Entries with item positions:
☆ ☆ ☆ ☆ ☆

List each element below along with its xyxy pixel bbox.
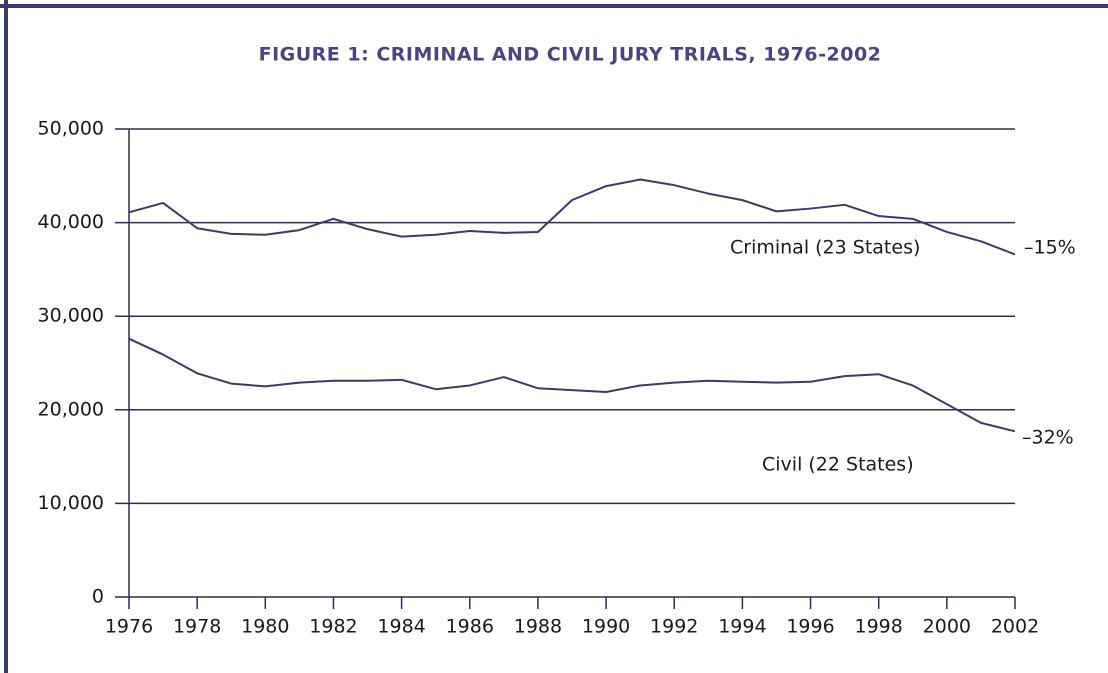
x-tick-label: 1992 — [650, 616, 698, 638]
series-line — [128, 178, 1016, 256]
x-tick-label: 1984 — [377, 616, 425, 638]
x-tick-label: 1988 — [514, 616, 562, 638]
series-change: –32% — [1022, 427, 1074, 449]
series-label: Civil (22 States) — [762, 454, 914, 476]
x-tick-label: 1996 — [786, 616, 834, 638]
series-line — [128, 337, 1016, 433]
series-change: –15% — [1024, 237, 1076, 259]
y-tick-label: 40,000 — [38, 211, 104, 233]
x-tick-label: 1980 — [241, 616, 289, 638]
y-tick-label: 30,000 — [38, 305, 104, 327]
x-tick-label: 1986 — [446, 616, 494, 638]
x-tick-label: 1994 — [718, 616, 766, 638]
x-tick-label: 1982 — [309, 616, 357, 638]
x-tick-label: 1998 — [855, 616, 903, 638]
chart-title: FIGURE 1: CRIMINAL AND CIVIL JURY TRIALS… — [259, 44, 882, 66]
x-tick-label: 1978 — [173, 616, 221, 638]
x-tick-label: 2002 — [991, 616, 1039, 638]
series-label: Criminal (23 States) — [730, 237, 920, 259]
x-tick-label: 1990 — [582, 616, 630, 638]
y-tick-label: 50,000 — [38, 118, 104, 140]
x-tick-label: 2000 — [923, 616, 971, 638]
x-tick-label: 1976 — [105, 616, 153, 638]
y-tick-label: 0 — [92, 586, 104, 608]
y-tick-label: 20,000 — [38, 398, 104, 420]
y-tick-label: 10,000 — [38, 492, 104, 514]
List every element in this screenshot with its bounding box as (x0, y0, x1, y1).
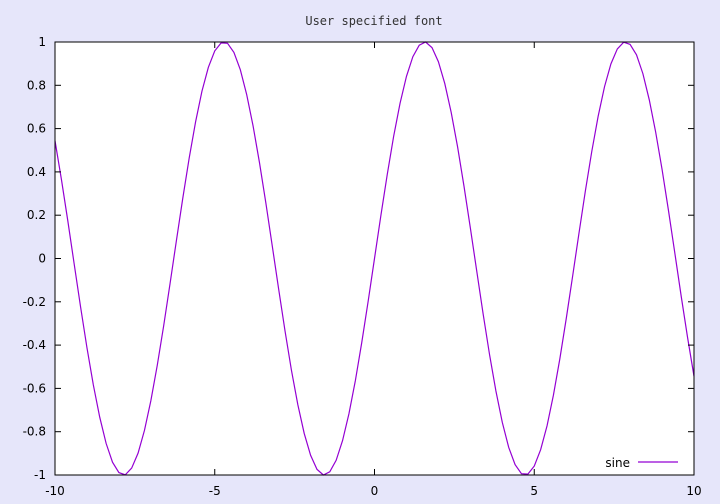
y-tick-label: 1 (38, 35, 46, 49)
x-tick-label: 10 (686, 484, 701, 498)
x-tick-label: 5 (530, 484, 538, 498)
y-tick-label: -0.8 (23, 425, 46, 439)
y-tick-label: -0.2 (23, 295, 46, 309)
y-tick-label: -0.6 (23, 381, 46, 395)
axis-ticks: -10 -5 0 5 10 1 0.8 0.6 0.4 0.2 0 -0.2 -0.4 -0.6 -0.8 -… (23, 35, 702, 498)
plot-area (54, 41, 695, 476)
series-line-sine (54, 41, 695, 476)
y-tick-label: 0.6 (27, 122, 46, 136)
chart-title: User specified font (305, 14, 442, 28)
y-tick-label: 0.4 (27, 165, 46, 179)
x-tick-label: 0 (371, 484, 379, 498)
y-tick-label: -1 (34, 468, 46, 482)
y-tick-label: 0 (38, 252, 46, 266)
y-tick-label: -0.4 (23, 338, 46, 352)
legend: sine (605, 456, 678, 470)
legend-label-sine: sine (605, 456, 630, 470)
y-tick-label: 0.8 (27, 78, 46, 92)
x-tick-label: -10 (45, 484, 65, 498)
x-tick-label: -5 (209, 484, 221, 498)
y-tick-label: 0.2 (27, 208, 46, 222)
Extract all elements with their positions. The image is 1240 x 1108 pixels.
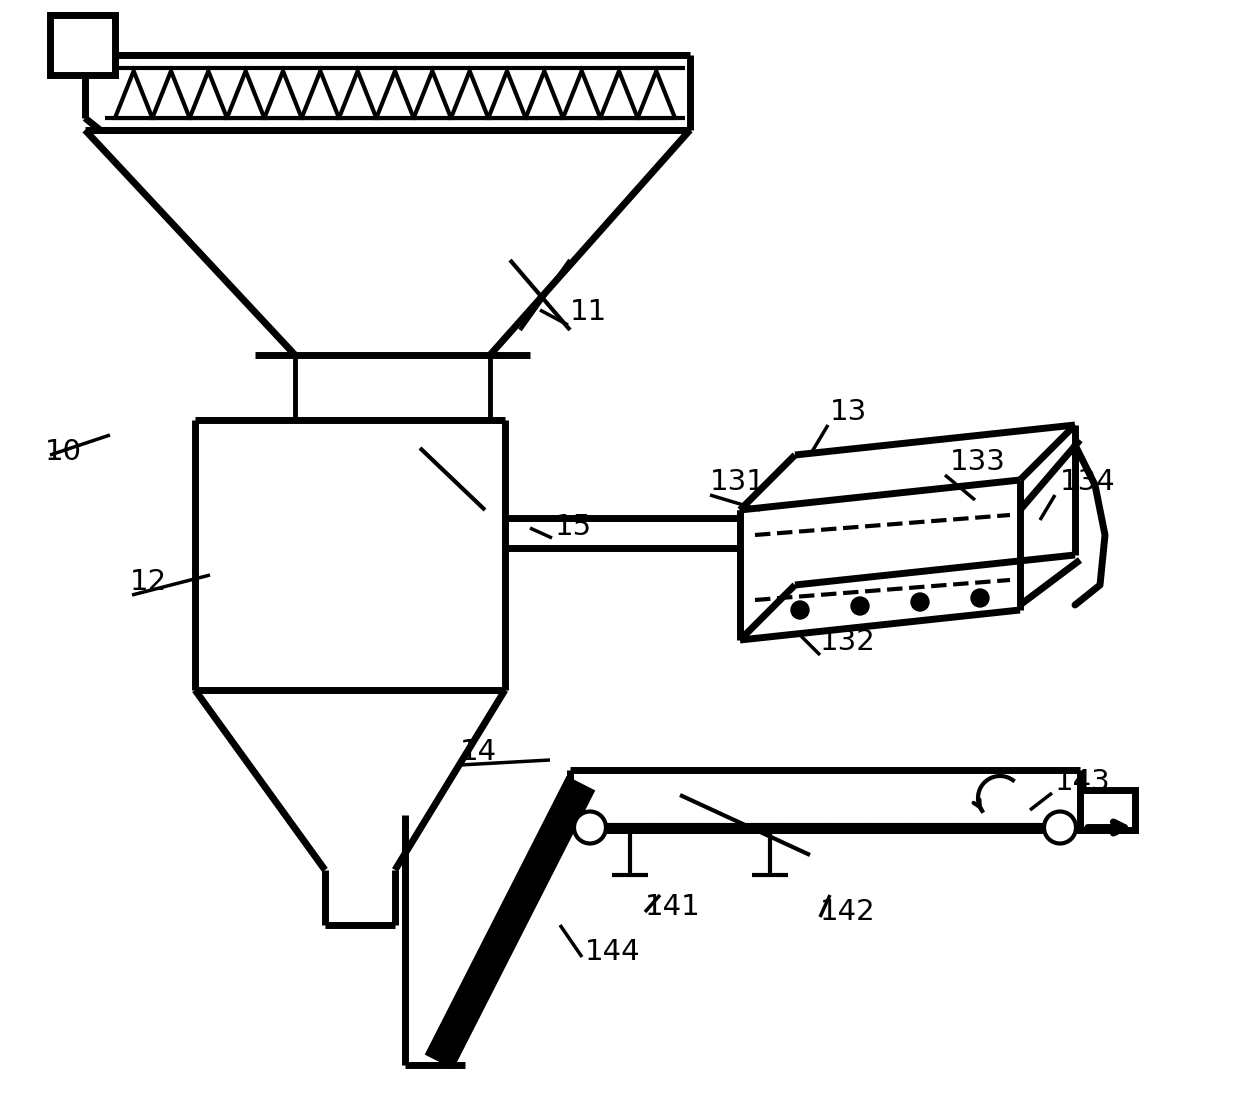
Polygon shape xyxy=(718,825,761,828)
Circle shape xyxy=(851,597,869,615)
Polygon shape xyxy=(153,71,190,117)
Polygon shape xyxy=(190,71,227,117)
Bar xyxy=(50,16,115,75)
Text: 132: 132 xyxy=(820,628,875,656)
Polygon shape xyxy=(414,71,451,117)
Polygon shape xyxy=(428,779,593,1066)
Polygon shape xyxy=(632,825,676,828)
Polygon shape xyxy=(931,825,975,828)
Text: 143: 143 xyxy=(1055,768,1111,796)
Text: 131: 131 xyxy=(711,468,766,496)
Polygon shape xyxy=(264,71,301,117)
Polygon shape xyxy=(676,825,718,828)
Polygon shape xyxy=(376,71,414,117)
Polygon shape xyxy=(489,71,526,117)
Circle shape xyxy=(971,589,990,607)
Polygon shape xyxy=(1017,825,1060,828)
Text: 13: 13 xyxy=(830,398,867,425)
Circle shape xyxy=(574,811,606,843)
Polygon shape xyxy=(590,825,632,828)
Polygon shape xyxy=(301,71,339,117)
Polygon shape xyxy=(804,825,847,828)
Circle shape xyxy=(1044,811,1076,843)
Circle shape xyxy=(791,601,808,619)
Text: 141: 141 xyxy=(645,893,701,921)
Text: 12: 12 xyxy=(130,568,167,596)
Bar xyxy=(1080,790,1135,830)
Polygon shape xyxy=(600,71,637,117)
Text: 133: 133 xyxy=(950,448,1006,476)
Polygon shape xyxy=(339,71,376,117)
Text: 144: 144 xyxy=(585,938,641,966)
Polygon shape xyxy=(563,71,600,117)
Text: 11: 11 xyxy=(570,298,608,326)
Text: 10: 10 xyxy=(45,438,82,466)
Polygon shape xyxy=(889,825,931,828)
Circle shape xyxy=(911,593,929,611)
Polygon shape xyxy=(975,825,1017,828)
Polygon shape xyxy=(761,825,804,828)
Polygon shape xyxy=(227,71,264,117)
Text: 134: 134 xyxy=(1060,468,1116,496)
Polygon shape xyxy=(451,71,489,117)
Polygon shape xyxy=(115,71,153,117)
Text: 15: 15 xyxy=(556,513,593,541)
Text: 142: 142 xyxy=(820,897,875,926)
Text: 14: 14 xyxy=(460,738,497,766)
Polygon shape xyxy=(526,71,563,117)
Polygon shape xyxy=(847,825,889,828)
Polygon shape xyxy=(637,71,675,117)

☆ ☆ ☆ ☆ ☆

**Task to complete**: Count the lines in the entries above that contain the string "change". Give only the number.

**Full answer**: 2